**EXTRACTED INFORMATION:**
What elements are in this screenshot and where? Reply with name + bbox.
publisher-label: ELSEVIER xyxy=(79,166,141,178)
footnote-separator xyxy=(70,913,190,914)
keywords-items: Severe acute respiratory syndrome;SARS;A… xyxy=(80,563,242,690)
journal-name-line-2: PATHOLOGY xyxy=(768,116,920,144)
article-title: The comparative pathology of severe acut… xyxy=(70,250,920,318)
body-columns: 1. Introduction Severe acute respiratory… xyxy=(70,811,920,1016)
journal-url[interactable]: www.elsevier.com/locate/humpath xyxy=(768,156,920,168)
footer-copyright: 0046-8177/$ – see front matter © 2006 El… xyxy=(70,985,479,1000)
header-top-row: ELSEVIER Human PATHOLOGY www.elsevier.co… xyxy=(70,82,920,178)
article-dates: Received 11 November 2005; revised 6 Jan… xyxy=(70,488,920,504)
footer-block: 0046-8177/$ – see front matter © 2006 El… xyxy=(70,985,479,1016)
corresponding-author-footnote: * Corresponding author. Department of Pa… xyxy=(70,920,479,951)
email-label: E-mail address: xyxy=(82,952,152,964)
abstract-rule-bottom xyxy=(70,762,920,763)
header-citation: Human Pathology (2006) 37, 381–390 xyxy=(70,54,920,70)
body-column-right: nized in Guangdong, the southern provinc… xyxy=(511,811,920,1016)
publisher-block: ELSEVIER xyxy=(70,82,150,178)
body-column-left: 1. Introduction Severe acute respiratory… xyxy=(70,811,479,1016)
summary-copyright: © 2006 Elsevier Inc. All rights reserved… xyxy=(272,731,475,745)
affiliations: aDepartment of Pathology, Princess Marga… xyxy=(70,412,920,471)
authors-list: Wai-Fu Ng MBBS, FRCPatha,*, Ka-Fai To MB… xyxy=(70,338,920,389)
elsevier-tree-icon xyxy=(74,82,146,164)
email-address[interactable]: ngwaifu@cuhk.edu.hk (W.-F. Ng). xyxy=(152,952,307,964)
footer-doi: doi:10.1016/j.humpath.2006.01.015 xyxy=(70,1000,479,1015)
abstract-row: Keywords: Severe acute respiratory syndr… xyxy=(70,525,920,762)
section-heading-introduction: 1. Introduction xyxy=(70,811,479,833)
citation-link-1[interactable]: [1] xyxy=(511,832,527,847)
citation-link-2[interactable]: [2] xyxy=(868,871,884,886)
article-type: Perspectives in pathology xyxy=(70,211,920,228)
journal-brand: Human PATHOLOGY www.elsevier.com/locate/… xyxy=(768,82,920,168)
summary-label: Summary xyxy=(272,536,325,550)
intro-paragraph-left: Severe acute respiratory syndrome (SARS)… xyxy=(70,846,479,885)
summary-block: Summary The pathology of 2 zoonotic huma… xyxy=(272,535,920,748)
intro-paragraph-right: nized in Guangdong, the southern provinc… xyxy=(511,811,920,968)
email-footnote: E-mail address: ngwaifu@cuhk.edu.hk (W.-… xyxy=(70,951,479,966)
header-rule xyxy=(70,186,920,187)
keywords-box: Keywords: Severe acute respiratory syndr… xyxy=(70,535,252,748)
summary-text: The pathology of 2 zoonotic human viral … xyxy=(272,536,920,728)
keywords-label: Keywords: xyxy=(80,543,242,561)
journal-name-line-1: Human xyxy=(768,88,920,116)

**WHAT NEEDS TO BE DONE:** Scan the listing above and copy all lines containing the word "label".

**COMPLETED TASK:**
publisher-label: ELSEVIER xyxy=(79,166,141,178)
email-label: E-mail address: xyxy=(82,952,152,964)
summary-label: Summary xyxy=(272,536,325,550)
keywords-label: Keywords: xyxy=(80,543,242,561)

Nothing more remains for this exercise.